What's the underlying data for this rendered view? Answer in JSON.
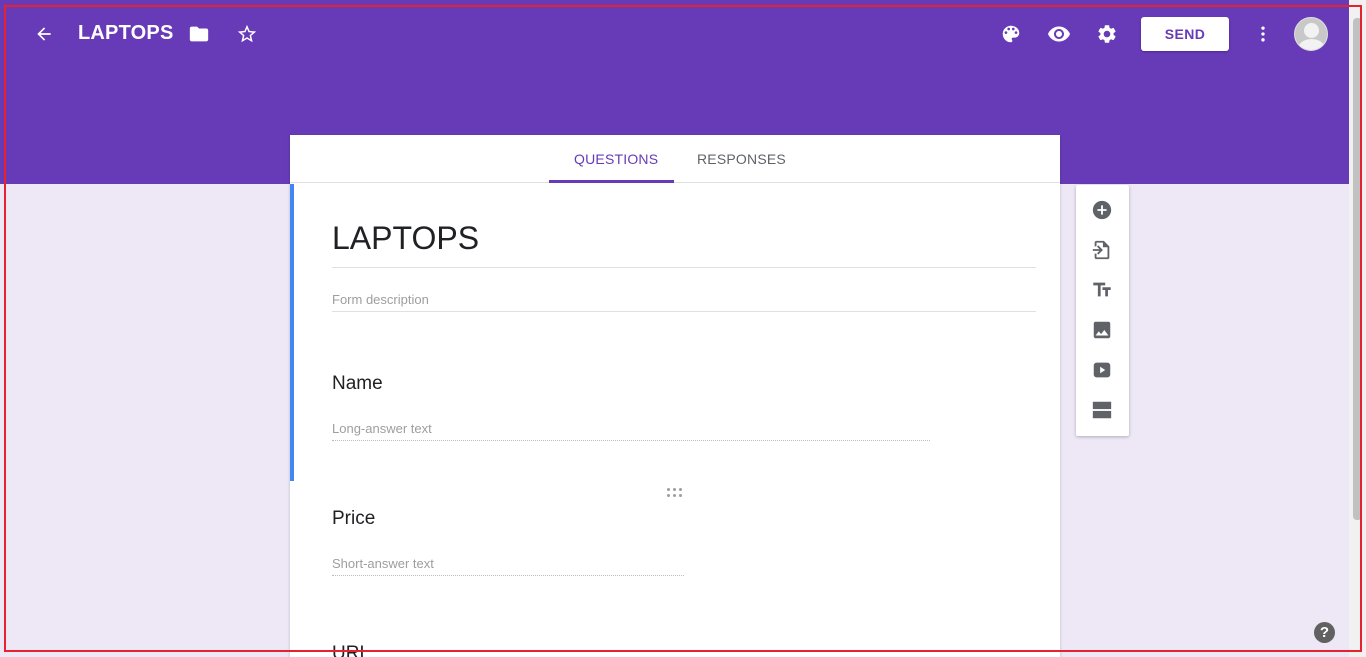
{
  "header": {
    "title": "LAPTOPS",
    "send_label": "SEND",
    "color": "#673ab7",
    "icons": [
      "arrow-back-icon",
      "folder-icon",
      "star-outline-icon",
      "palette-icon",
      "preview-eye-icon",
      "settings-gear-icon",
      "more-vert-icon"
    ]
  },
  "tabs": [
    {
      "label": "QUESTIONS",
      "active": true
    },
    {
      "label": "RESPONSES",
      "active": false
    }
  ],
  "form": {
    "title": "LAPTOPS",
    "description_placeholder": "Form description"
  },
  "questions": [
    {
      "title": "Name",
      "hint": "Long-answer text"
    },
    {
      "title": "Price",
      "hint": "Short-answer text"
    },
    {
      "title": "URL",
      "hint": ""
    }
  ],
  "toolbar": {
    "items": [
      "add-question-icon",
      "import-questions-icon",
      "add-title-icon",
      "add-image-icon",
      "add-video-icon",
      "add-section-icon"
    ]
  },
  "help_label": "?",
  "colors": {
    "accent": "#673ab7",
    "background": "#ede7f6",
    "focus_bar": "#4285f4"
  }
}
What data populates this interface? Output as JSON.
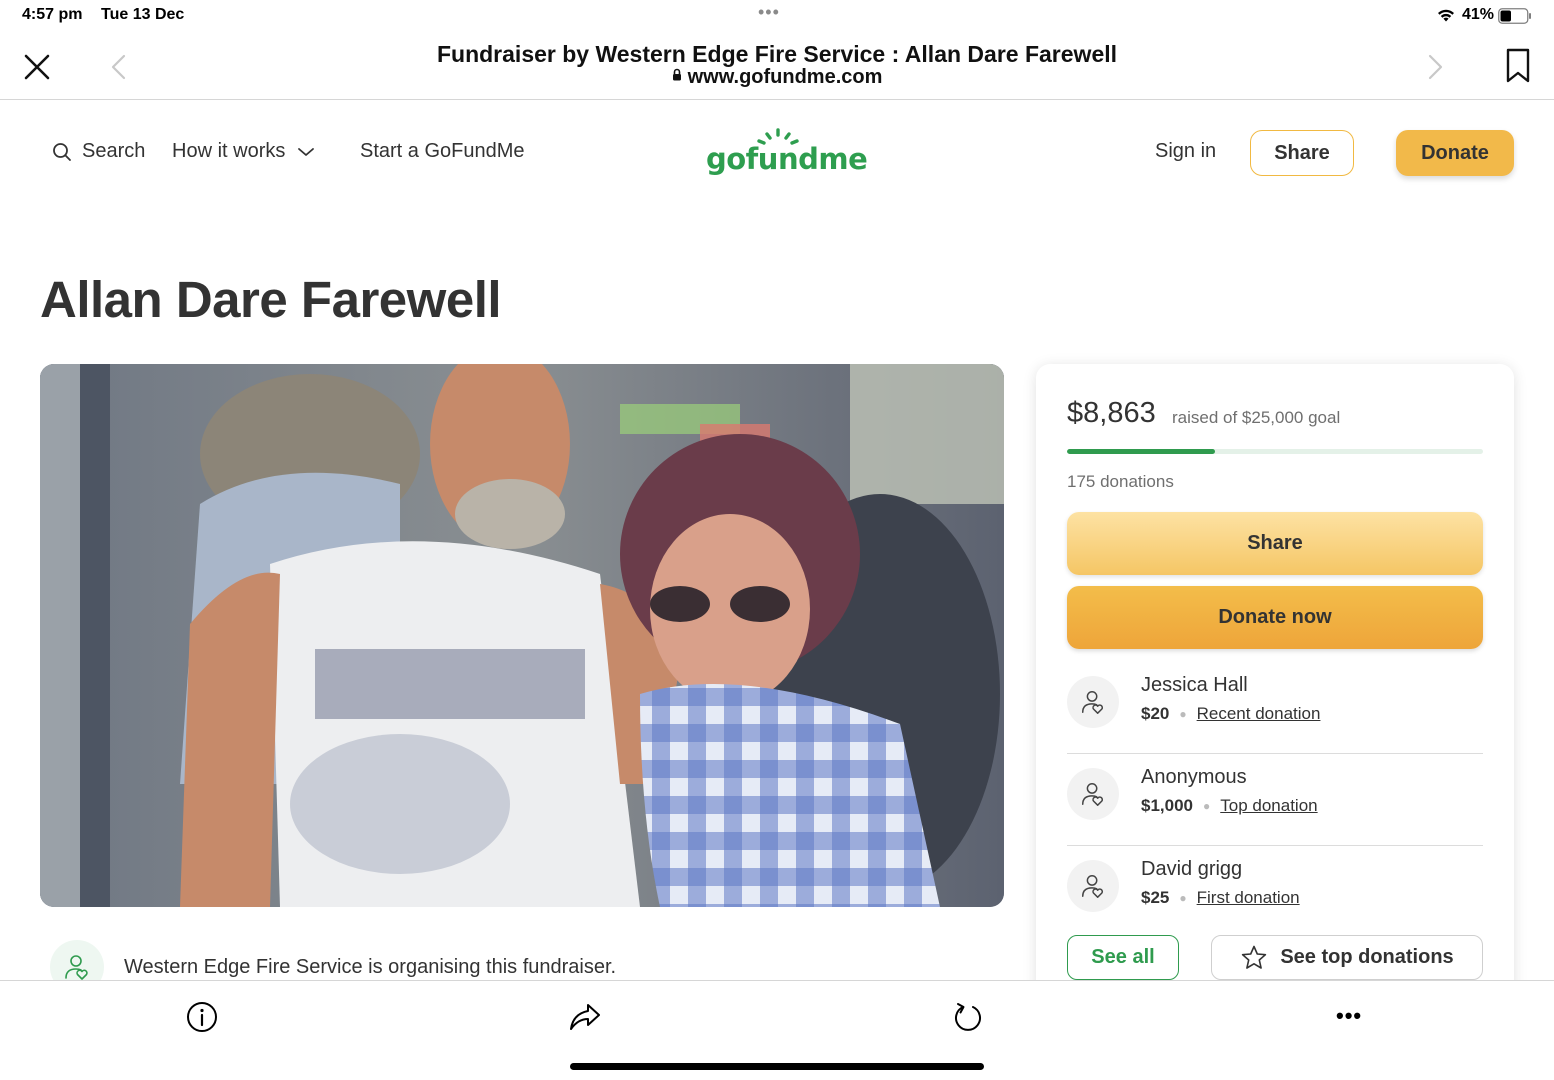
{
  "status_bar": {
    "time": "4:57 pm",
    "date": "Tue 13 Dec",
    "dots": "•••",
    "battery_percent": "41%",
    "battery_level": 0.41
  },
  "browser": {
    "page_title": "Fundraiser by Western Edge Fire Service : Allan Dare Farewell",
    "url": "www.gofundme.com"
  },
  "nav": {
    "search_label": "Search",
    "how_label": "How it works",
    "start_label": "Start a GoFundMe",
    "logo_text": "gofundme",
    "signin_label": "Sign in",
    "share_label": "Share",
    "donate_label": "Donate"
  },
  "campaign": {
    "title": "Allan Dare Farewell",
    "organiser_text": "Western Edge Fire Service is organising this fundraiser."
  },
  "donation_card": {
    "raised": "$8,863",
    "goal_text": "raised of $25,000 goal",
    "progress_fraction": 0.355,
    "donations_count": "175 donations",
    "share_label": "Share",
    "donate_label": "Donate now",
    "donors": [
      {
        "name": "Jessica Hall",
        "amount": "$20",
        "tag": "Recent donation"
      },
      {
        "name": "Anonymous",
        "amount": "$1,000",
        "tag": "Top donation"
      },
      {
        "name": "David grigg",
        "amount": "$25",
        "tag": "First donation"
      }
    ],
    "see_all_label": "See all",
    "see_top_label": "See top donations"
  },
  "toolbar": {
    "more_label": "•••"
  },
  "colors": {
    "brand_green": "#2f9b4e",
    "donate_yellow": "#f2b94a"
  }
}
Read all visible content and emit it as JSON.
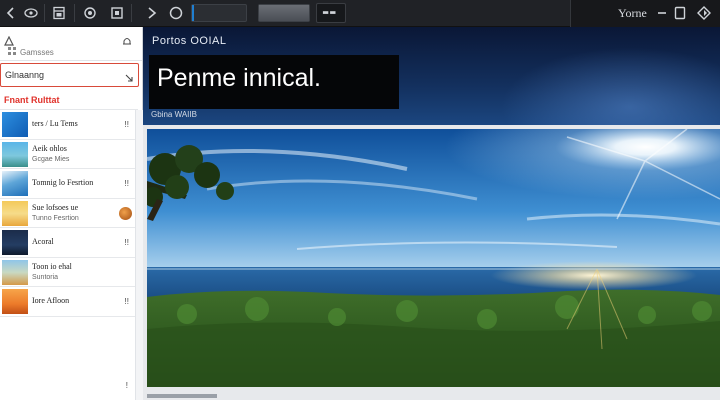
{
  "toolbar": {
    "icons": [
      "back-icon",
      "eye-icon",
      "layout-icon",
      "refresh-icon",
      "crop-icon",
      "play-icon",
      "record-icon"
    ],
    "zoom_fill_fraction": 0.0,
    "right_label": "Yorne",
    "accent": "#1f7fd1"
  },
  "sidebar": {
    "header_sub": "Gamsses",
    "search_value": "Glnaanng",
    "section_title": "Fnant Rulttat",
    "section_color": "#e0322b",
    "items": [
      {
        "label": "ters / Lu Tems",
        "sub": "",
        "mark": "!!"
      },
      {
        "label": "Aeik ohlos",
        "sub": "Gcgae Mies",
        "mark": ""
      },
      {
        "label": "Tomnig lo Fesrtion",
        "sub": "",
        "mark": "!!"
      },
      {
        "label": "Sue lofsoes ue",
        "sub": "Tunno Fesrtion",
        "mark": ""
      },
      {
        "label": "Acoral",
        "sub": "",
        "mark": "!!"
      },
      {
        "label": "Toon io ehal",
        "sub": "Suntoria",
        "mark": ""
      },
      {
        "label": "Iore Afloon",
        "sub": "",
        "mark": "!!"
      }
    ],
    "footer_mark": "!"
  },
  "main": {
    "caption": "Portos OOIAL",
    "headline": "Penme innical.",
    "meta": "Gbina WAIIB"
  }
}
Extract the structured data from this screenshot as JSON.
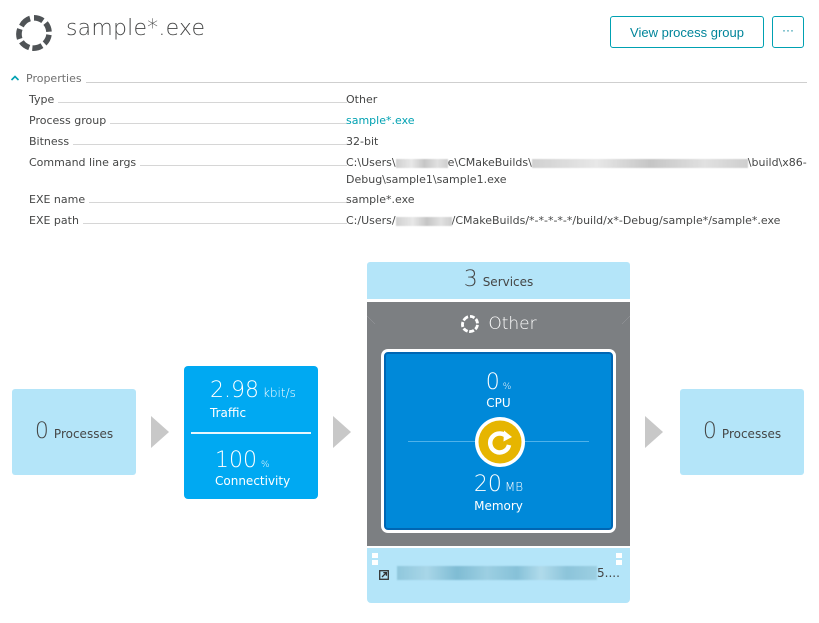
{
  "header": {
    "icon": "process-ring-icon",
    "title": "sample*.exe",
    "view_process_group_label": "View process group",
    "more_label": "···"
  },
  "properties": {
    "section_label": "Properties",
    "toggle_icon": "chevron-up-icon",
    "rows": [
      {
        "key": "Type",
        "value": "Other"
      },
      {
        "key": "Process group",
        "value": "sample*.exe"
      },
      {
        "key": "Bitness",
        "value": "32-bit"
      },
      {
        "key": "Command line args",
        "value_line1_a": "C:\\Users\\",
        "value_line1_b": "e\\CMakeBuilds\\",
        "value_line1_c": "\\build\\x86-",
        "value_line2": "Debug\\sample1\\sample1.exe"
      },
      {
        "key": "EXE name",
        "value": "sample*.exe"
      },
      {
        "key": "EXE path",
        "value_a": "C:/Users/",
        "value_b": "/CMakeBuilds/*-*-*-*-*/build/x*-Debug/sample*/sample*.exe"
      }
    ]
  },
  "flow": {
    "incoming": {
      "count": "0",
      "label": "Processes"
    },
    "traffic": {
      "value": "2.98",
      "unit": "kbit/s",
      "label": "Traffic"
    },
    "connectivity": {
      "value": "100",
      "unit": "%",
      "label": "Connectivity"
    },
    "services": {
      "count": "3",
      "label": "Services"
    },
    "process": {
      "title": "Other",
      "title_icon": "process-ring-icon",
      "cpu": {
        "value": "0",
        "unit": "%",
        "label": "CPU"
      },
      "memory": {
        "value": "20",
        "unit": "MB",
        "label": "Memory"
      },
      "status_icon": "restart-icon",
      "status_color": "#e8b800"
    },
    "host": {
      "link_icon": "external-link-icon",
      "name_suffix": "5...."
    },
    "outgoing": {
      "count": "0",
      "label": "Processes"
    }
  },
  "colors": {
    "accent": "#00a1b2",
    "traffic_blue": "#00a9f2",
    "process_blue": "#0089d9",
    "light_blue": "#b4e5f9",
    "frame_gray": "#7c7f82"
  }
}
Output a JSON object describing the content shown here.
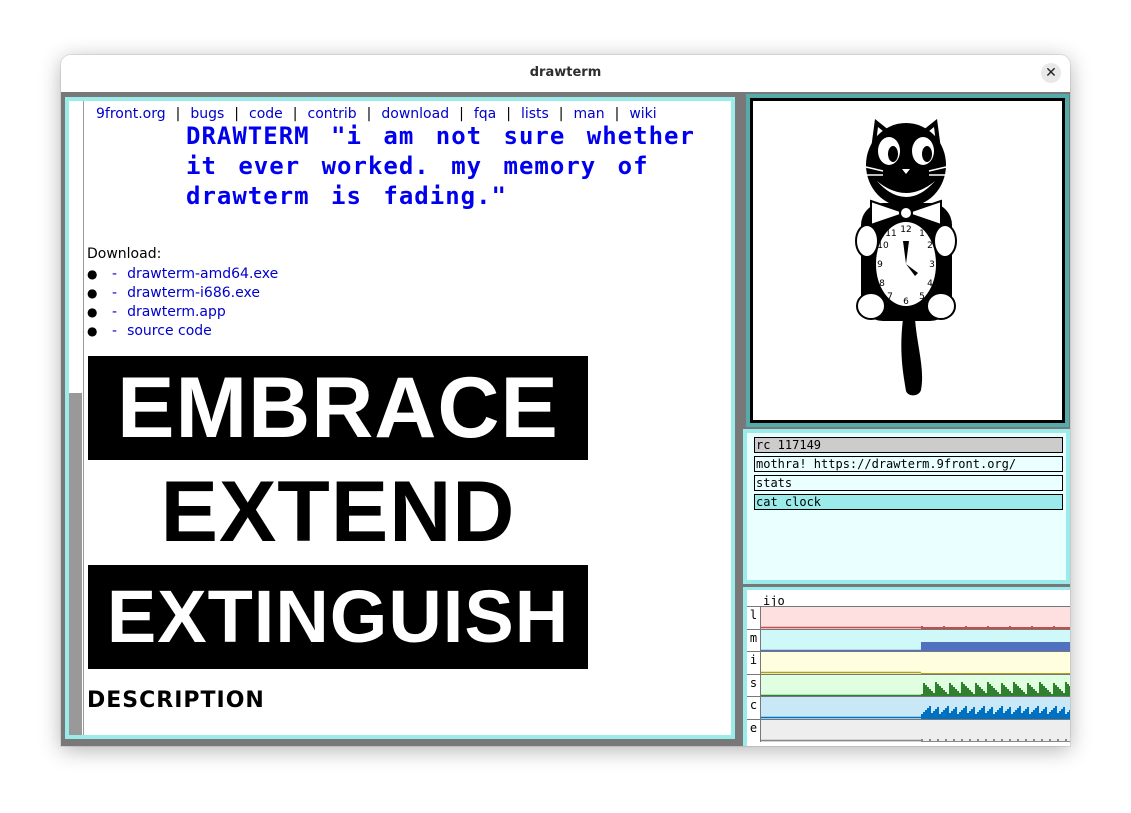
{
  "window": {
    "title": "drawterm",
    "close_symbol": "✕"
  },
  "browser": {
    "nav": [
      {
        "label": "9front.org"
      },
      {
        "label": "bugs"
      },
      {
        "label": "code"
      },
      {
        "label": "contrib"
      },
      {
        "label": "download"
      },
      {
        "label": "fqa"
      },
      {
        "label": "lists"
      },
      {
        "label": "man"
      },
      {
        "label": "wiki"
      }
    ],
    "nav_separator": "|",
    "headline": "DRAWTERM \"i am not sure whether it ever worked. my memory of drawterm is fading.\"",
    "download_label": "Download:",
    "downloads": [
      {
        "label": "drawterm-amd64.exe"
      },
      {
        "label": "drawterm-i686.exe"
      },
      {
        "label": "drawterm.app"
      },
      {
        "label": "source code"
      }
    ],
    "bullet": "●",
    "dash": "-",
    "banner": [
      "EMBRACE",
      "EXTEND",
      "EXTINGUISH"
    ],
    "section_heading": "DESCRIPTION"
  },
  "clock": {
    "numerals": [
      "12",
      "1",
      "2",
      "3",
      "4",
      "5",
      "6",
      "7",
      "8",
      "9",
      "10",
      "11"
    ]
  },
  "windows_list": [
    {
      "label": "rc 117149"
    },
    {
      "label": "mothra! https://drawterm.9front.org/"
    },
    {
      "label": "stats"
    },
    {
      "label": "cat clock"
    }
  ],
  "stats": {
    "title": "ijo",
    "rows": [
      {
        "label": "l",
        "bg": "#ffe0e0",
        "color": "#c05050"
      },
      {
        "label": "m",
        "bg": "#cff8f8",
        "color": "#5070c0"
      },
      {
        "label": "i",
        "bg": "#ffffe0",
        "color": "#b0a020"
      },
      {
        "label": "s",
        "bg": "#e0ffe0",
        "color": "#308030"
      },
      {
        "label": "c",
        "bg": "#c8e8f8",
        "color": "#0070c0"
      },
      {
        "label": "e",
        "bg": "#eeeeee",
        "color": "#888888"
      }
    ]
  }
}
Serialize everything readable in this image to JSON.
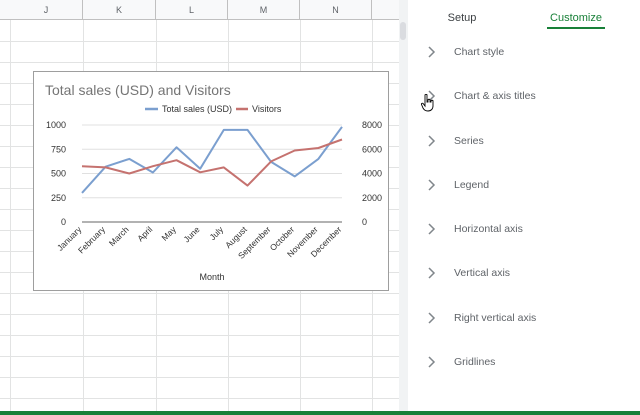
{
  "sheet": {
    "columns": [
      "J",
      "K",
      "L",
      "M",
      "N"
    ]
  },
  "chart_data": {
    "type": "line",
    "title": "Total sales (USD) and Visitors",
    "categories": [
      "January",
      "February",
      "March",
      "April",
      "May",
      "June",
      "July",
      "August",
      "September",
      "October",
      "November",
      "December"
    ],
    "series": [
      {
        "name": "Total sales (USD)",
        "axis": "left",
        "color": "#7b9fcf",
        "values": [
          300,
          570,
          650,
          510,
          770,
          550,
          950,
          950,
          620,
          470,
          650,
          980
        ]
      },
      {
        "name": "Visitors",
        "axis": "right",
        "color": "#c5726f",
        "values": [
          4600,
          4500,
          4000,
          4600,
          5100,
          4100,
          4500,
          3000,
          5000,
          5900,
          6100,
          6800
        ]
      }
    ],
    "xlabel": "Month",
    "ylabel": "",
    "ylim": [
      0,
      1000
    ],
    "y_ticks": [
      "1000",
      "750",
      "500",
      "250",
      "0"
    ],
    "y2lim": [
      0,
      8000
    ],
    "y2_ticks": [
      "8000",
      "6000",
      "4000",
      "2000",
      "0"
    ],
    "legend": "top",
    "grid": true
  },
  "panel": {
    "tabs": [
      {
        "label": "Setup",
        "active": false
      },
      {
        "label": "Customize",
        "active": true
      }
    ],
    "sections": [
      {
        "label": "Chart style",
        "icon": "chevron-right-icon"
      },
      {
        "label": "Chart & axis titles",
        "icon": "chevron-right-icon"
      },
      {
        "label": "Series",
        "icon": "chevron-right-icon"
      },
      {
        "label": "Legend",
        "icon": "chevron-right-icon"
      },
      {
        "label": "Horizontal axis",
        "icon": "chevron-right-icon"
      },
      {
        "label": "Vertical axis",
        "icon": "chevron-right-icon"
      },
      {
        "label": "Right vertical axis",
        "icon": "chevron-right-icon"
      },
      {
        "label": "Gridlines",
        "icon": "chevron-right-icon"
      }
    ],
    "accent_color": "#188038"
  },
  "cursor": {
    "icon": "hand-pointer-icon"
  }
}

● ● ●

» **Aim**: Lines that include the word "content" are to be extracted from the data above.

» **Response to this task**:
Read all visible content and emit it as JSON.
Output a JSON object describing the content shown here.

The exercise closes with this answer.